What you are asked to do:
Repeat every line of the material, character for character.

Information provided:
####
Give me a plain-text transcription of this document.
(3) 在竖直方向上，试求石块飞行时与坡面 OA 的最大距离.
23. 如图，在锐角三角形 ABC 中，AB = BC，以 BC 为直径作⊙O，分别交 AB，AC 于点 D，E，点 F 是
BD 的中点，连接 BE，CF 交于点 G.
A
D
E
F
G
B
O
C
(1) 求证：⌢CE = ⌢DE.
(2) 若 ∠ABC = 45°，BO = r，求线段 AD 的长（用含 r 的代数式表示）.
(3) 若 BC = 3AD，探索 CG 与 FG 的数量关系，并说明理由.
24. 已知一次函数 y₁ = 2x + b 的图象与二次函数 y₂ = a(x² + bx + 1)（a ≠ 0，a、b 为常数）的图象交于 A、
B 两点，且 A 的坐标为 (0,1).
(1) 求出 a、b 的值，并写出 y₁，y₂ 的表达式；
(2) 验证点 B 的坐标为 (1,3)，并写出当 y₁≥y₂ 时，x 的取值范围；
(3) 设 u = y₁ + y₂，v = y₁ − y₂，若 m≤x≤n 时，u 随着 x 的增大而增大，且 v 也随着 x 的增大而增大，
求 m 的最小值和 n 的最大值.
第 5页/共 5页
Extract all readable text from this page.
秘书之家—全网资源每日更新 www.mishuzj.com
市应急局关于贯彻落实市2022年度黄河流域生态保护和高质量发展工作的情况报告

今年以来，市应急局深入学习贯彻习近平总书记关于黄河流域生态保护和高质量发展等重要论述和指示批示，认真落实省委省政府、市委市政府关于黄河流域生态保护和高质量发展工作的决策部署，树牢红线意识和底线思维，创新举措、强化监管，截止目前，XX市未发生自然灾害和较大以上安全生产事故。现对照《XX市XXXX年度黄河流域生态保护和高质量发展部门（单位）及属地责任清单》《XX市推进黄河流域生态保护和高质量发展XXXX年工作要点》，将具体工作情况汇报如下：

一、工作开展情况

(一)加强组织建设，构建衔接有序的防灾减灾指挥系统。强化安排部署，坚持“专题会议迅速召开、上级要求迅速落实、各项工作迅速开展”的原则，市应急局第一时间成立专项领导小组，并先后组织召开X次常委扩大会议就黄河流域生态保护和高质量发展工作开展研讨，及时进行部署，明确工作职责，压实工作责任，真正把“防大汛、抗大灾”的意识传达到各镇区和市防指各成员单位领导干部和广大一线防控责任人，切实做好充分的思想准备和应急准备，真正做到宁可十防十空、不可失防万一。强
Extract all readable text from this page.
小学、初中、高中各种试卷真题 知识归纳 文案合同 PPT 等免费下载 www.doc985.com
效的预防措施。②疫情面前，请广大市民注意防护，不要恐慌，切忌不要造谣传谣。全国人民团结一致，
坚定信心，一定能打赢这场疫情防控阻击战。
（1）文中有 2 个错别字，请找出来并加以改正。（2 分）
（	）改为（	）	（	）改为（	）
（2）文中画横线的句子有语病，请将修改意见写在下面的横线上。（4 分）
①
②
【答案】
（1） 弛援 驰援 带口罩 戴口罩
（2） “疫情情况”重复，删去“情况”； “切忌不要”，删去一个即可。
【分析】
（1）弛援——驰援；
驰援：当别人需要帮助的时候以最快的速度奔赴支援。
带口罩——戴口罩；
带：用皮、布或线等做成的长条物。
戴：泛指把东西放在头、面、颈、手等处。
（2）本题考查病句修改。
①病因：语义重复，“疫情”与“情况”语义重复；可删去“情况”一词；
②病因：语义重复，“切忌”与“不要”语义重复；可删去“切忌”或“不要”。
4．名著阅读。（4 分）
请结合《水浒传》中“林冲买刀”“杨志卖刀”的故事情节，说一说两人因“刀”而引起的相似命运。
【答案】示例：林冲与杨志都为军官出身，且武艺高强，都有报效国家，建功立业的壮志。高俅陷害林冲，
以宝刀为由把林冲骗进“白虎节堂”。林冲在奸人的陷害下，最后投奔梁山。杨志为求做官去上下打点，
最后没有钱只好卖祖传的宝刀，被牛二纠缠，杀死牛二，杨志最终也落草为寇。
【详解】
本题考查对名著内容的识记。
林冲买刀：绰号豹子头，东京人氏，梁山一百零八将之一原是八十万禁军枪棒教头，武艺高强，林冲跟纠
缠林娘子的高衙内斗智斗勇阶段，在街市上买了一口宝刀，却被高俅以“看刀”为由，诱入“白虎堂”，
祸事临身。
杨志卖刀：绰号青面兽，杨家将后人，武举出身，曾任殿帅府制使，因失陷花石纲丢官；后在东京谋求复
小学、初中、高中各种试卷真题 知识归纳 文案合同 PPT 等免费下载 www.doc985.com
####
The solution:
Give me a plain-text transcription of this document.
(3) 在竖直方向上，试求石块飞行时与坡面 OA 的最大距离.
23. 如图，在锐角三角形 ABC 中，AB = BC，以 BC 为直径作⊙O，分别交 AB，AC 于点 D，E，点 F 是
BD 的中点，连接 BE，CF 交于点 G.
A
D
E
F
G
B
O
C
(1) 求证：⌢CE = ⌢DE.
(2) 若 ∠ABC = 45°，BO = r，求线段 AD 的长（用含 r 的代数式表示）.
(3) 若 BC = 3AD，探索 CG 与 FG 的数量关系，并说明理由.
24. 已知一次函数 y₁ = 2x + b 的图象与二次函数 y₂ = a(x² + bx + 1)（a ≠ 0，a、b 为常数）的图象交于 A、
B 两点，且 A 的坐标为 (0,1).
(1) 求出 a、b 的值，并写出 y₁，y₂ 的表达式；
(2) 验证点 B 的坐标为 (1,3)，并写出当 y₁≥y₂ 时，x 的取值范围；
(3) 设 u = y₁ + y₂，v = y₁ − y₂，若 m≤x≤n 时，u 随着 x 的增大而增大，且 v 也随着 x 的增大而增大，
求 m 的最小值和 n 的最大值.
第 5页/共 5页
Extract all readable text from this page.
秘书之家—全网资源每日更新 www.mishuzj.com
市应急局关于贯彻落实市2022年度黄河流域生态保护和高质量发展工作的情况报告

今年以来，市应急局深入学习贯彻习近平总书记关于黄河流域生态保护和高质量发展等重要论述和指示批示，认真落实省委省政府、市委市政府关于黄河流域生态保护和高质量发展工作的决策部署，树牢红线意识和底线思维，创新举措、强化监管，截止目前，XX市未发生自然灾害和较大以上安全生产事故。现对照《XX市XXXX年度黄河流域生态保护和高质量发展部门（单位）及属地责任清单》《XX市推进黄河流域生态保护和高质量发展XXXX年工作要点》，将具体工作情况汇报如下：

一、工作开展情况

(一)加强组织建设，构建衔接有序的防灾减灾指挥系统。强化安排部署，坚持“专题会议迅速召开、上级要求迅速落实、各项工作迅速开展”的原则，市应急局第一时间成立专项领导小组，并先后组织召开X次常委扩大会议就黄河流域生态保护和高质量发展工作开展研讨，及时进行部署，明确工作职责，压实工作责任，真正把“防大汛、抗大灾”的意识传达到各镇区和市防指各成员单位领导干部和广大一线防控责任人，切实做好充分的思想准备和应急准备，真正做到宁可十防十空、不可失防万一。强
Extract all readable text from this page.
小学、初中、高中各种试卷真题 知识归纳 文案合同 PPT 等免费下载 www.doc985.com
效的预防措施。②疫情面前，请广大市民注意防护，不要恐慌，切忌不要造谣传谣。全国人民团结一致，
坚定信心，一定能打赢这场疫情防控阻击战。
（1）文中有 2 个错别字，请找出来并加以改正。（2 分）
（	）改为（	）	（	）改为（	）
（2）文中画横线的句子有语病，请将修改意见写在下面的横线上。（4 分）
①
②
【答案】
（1） 弛援 驰援 带口罩 戴口罩
（2） “疫情情况”重复，删去“情况”； “切忌不要”，删去一个即可。
【分析】
（1）弛援——驰援；
驰援：当别人需要帮助的时候以最快的速度奔赴支援。
带口罩——戴口罩；
带：用皮、布或线等做成的长条物。
戴：泛指把东西放在头、面、颈、手等处。
（2）本题考查病句修改。
①病因：语义重复，“疫情”与“情况”语义重复；可删去“情况”一词；
②病因：语义重复，“切忌”与“不要”语义重复；可删去“切忌”或“不要”。
4．名著阅读。（4 分）
请结合《水浒传》中“林冲买刀”“杨志卖刀”的故事情节，说一说两人因“刀”而引起的相似命运。
【答案】示例：林冲与杨志都为军官出身，且武艺高强，都有报效国家，建功立业的壮志。高俅陷害林冲，
以宝刀为由把林冲骗进“白虎节堂”。林冲在奸人的陷害下，最后投奔梁山。杨志为求做官去上下打点，
最后没有钱只好卖祖传的宝刀，被牛二纠缠，杀死牛二，杨志最终也落草为寇。
【详解】
本题考查对名著内容的识记。
林冲买刀：绰号豹子头，东京人氏，梁山一百零八将之一原是八十万禁军枪棒教头，武艺高强，林冲跟纠
缠林娘子的高衙内斗智斗勇阶段，在街市上买了一口宝刀，却被高俅以“看刀”为由，诱入“白虎堂”，
祸事临身。
杨志卖刀：绰号青面兽，杨家将后人，武举出身，曾任殿帅府制使，因失陷花石纲丢官；后在东京谋求复
小学、初中、高中各种试卷真题 知识归纳 文案合同 PPT 等免费下载 www.doc985.com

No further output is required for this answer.